STATED GOAL:
Print out every line of the data below without changing a word, and leave out the pictures.

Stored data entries
________________________

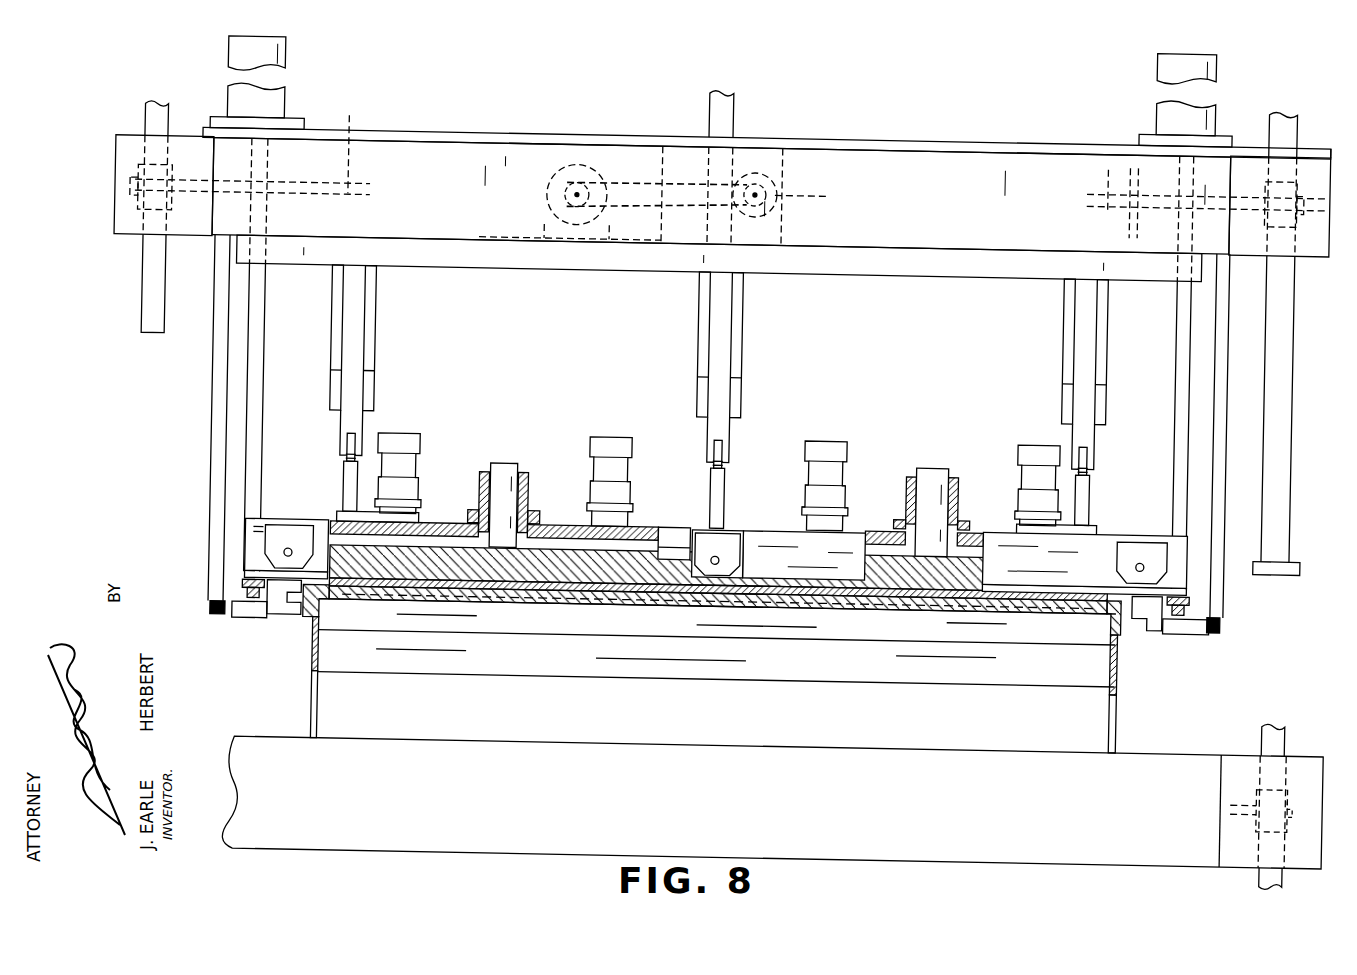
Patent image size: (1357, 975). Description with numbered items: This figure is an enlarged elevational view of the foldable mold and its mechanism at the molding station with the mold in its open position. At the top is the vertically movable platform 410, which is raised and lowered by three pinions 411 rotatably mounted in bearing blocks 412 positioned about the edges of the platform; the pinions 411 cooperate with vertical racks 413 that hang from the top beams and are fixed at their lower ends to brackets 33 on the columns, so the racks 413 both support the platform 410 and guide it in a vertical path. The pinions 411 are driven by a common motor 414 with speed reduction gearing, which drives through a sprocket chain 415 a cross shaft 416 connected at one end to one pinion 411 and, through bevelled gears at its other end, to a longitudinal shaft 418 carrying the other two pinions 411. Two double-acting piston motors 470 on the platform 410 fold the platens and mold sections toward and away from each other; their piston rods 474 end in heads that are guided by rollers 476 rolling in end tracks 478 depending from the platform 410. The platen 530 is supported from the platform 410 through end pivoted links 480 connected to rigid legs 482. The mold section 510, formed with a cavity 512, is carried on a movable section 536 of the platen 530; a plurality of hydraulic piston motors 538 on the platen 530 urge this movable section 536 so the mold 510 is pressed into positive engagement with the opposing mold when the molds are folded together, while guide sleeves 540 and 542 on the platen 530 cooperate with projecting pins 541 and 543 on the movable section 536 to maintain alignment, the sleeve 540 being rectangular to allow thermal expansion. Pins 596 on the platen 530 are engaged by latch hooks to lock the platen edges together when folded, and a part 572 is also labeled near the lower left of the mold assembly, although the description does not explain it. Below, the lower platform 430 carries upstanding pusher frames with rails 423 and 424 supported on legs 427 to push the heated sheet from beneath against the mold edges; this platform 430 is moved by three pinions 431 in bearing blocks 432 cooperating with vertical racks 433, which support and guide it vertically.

The vertically movable platform 410 is at (470, 181).
The pinions 411 is at (135, 168).
The bearing blocks 412 is at (115, 225).
The vertical racks 413 is at (150, 318).
The motor 414 is at (577, 137).
The sprocket chain 415 is at (657, 147).
The cross shaft 416 is at (745, 135).
The longitudinal shaft 418 is at (347, 150).
The rail 423 is at (838, 672).
The rail 424 is at (312, 665).
The legs 427 is at (312, 712).
The lower platform 430 is at (626, 781).
The pinions 431 is at (1290, 775).
The bearing blocks 432 is at (1243, 755).
The vertical racks 433 is at (1282, 725).
The double-acting piston motors 470 is at (228, 55).
The piston rods 474 is at (258, 320).
The rollers 476 is at (240, 612).
The end tracks 478 is at (213, 410).
The end pivoted links 480 is at (350, 487).
The rigid legs 482 is at (375, 333).
The mold section 510 is at (553, 642).
The cavity 512 is at (697, 622).
The platen 530 is at (677, 530).
The movable section 536 is at (985, 570).
The hydraulic piston motors 538 is at (400, 437).
The guide sleeve 540 is at (520, 468).
The projecting pin 541 is at (500, 470).
The guide sleeve 542 is at (955, 478).
The projecting pin 543 is at (925, 472).
The bracket 572 is at (315, 630).
The pins 596 is at (290, 556).
The brackets 33 is at (1275, 575).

________________________

ANSWER TO THE TASK:
Patent image size: (1357, 975). Description with numbered items: This figure is an enlarged elevational view of the foldable mold and its mechanism at the molding station with the mold in its open position. At the top is the vertically movable platform 410, which is raised and lowered by three pinions 411 rotatably mounted in bearing blocks 412 positioned about the edges of the platform; the pinions 411 cooperate with vertical racks 413 that hang from the top beams and are fixed at their lower ends to brackets 33 on the columns, so the racks 413 both support the platform 410 and guide it in a vertical path. The pinions 411 are driven by a common motor 414 with speed reduction gearing, which drives through a sprocket chain 415 a cross shaft 416 connected at one end to one pinion 411 and, through bevelled gears at its other end, to a longitudinal shaft 418 carrying the other two pinions 411. Two double-acting piston motors 470 on the platform 410 fold the platens and mold sections toward and away from each other; their piston rods 474 end in heads that are guided by rollers 476 rolling in end tracks 478 depending from the platform 410. The platen 530 is supported from the platform 410 through end pivoted links 480 connected to rigid legs 482. The mold section 510, formed with a cavity 512, is carried on a movable section 536 of the platen 530; a plurality of hydraulic piston motors 538 on the platen 530 urge this movable section 536 so the mold 510 is pressed into positive engagement with the opposing mold when the molds are folded together, while guide sleeves 540 and 542 on the platen 530 cooperate with projecting pins 541 and 543 on the movable section 536 to maintain alignment, the sleeve 540 being rectangular to allow thermal expansion. Pins 596 on the platen 530 are engaged by latch hooks to lock the platen edges together when folded, and a part 572 is also labeled near the lower left of the mold assembly, although the description does not explain it. Below, the lower platform 430 carries upstanding pusher frames with rails 423 and 424 supported on legs 427 to push the heated sheet from beneath against the mold edges; this platform 430 is moved by three pinions 431 in bearing blocks 432 cooperating with vertical racks 433, which support and guide it vertically.

The vertically movable platform 410 is at (470, 181).
The pinions 411 is at (135, 168).
The bearing blocks 412 is at (115, 225).
The vertical racks 413 is at (150, 318).
The motor 414 is at (577, 137).
The sprocket chain 415 is at (657, 147).
The cross shaft 416 is at (745, 135).
The longitudinal shaft 418 is at (347, 150).
The rail 423 is at (838, 672).
The rail 424 is at (312, 665).
The legs 427 is at (312, 712).
The lower platform 430 is at (626, 781).
The pinions 431 is at (1290, 775).
The bearing blocks 432 is at (1243, 755).
The vertical racks 433 is at (1282, 725).
The double-acting piston motors 470 is at (228, 55).
The piston rods 474 is at (258, 320).
The rollers 476 is at (240, 612).
The end tracks 478 is at (213, 410).
The end pivoted links 480 is at (350, 487).
The rigid legs 482 is at (375, 333).
The mold section 510 is at (553, 642).
The cavity 512 is at (697, 622).
The platen 530 is at (677, 530).
The movable section 536 is at (985, 570).
The hydraulic piston motors 538 is at (400, 437).
The guide sleeve 540 is at (520, 468).
The projecting pin 541 is at (500, 470).
The guide sleeve 542 is at (955, 478).
The projecting pin 543 is at (925, 472).
The bracket 572 is at (315, 630).
The pins 596 is at (290, 556).
The brackets 33 is at (1275, 575).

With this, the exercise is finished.